Dataset items
>>>

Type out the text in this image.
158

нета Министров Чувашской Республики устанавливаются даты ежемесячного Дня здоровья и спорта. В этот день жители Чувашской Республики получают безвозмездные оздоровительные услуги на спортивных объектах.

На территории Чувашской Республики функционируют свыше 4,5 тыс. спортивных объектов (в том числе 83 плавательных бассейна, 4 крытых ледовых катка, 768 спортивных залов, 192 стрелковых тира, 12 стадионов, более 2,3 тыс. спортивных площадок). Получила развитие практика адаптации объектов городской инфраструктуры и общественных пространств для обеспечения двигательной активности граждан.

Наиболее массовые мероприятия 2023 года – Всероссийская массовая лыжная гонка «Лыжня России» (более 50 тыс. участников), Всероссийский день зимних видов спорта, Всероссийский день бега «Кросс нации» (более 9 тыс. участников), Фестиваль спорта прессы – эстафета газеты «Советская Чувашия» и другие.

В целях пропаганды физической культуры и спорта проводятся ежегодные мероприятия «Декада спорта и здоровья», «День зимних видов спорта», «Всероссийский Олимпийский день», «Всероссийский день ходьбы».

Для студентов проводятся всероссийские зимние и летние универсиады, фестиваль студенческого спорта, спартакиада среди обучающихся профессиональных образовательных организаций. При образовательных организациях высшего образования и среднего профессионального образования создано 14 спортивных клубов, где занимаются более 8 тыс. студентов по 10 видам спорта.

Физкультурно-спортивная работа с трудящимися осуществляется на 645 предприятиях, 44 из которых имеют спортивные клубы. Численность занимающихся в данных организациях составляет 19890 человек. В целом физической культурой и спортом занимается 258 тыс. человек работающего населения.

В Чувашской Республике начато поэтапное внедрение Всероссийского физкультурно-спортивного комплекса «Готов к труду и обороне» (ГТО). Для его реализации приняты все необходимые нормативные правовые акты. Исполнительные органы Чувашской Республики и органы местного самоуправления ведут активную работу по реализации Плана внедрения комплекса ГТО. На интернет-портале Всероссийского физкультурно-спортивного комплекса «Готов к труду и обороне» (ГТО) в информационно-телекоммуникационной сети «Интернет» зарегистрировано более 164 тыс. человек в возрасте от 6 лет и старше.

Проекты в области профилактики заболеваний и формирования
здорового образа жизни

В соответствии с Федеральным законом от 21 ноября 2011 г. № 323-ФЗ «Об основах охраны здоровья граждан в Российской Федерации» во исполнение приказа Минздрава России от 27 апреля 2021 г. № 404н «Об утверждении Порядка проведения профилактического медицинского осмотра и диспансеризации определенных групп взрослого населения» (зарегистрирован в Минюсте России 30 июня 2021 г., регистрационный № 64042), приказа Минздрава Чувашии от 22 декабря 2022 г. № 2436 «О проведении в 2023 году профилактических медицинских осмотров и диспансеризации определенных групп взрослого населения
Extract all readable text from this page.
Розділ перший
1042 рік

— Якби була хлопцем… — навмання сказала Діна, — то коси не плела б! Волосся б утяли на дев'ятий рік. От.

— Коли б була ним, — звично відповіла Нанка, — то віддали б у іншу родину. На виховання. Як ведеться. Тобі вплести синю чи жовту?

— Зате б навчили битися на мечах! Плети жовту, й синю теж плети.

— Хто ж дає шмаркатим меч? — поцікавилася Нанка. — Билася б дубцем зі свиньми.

<<<

[DIRECTIVE] Copy down every line of the entries containing the word "мероприятия".

[EXERCISE RESULT]
Наиболее массовые мероприятия 2023 года – Всероссийская массовая лыжная гонка «Лыжня России» (более 50 тыс. участников), Всероссийский день зимних видов спорта, Всероссийский день бега «Кросс нации» (более 9 тыс. участников), Фестиваль спорта прессы – эстафета газеты «Советская Чувашия» и другие.
В целях пропаганды физической культуры и спорта проводятся ежегодные мероприятия «Декада спорта и здоровья», «День зимних видов спорта», «Всероссийский Олимпийский день», «Всероссийский день ходьбы».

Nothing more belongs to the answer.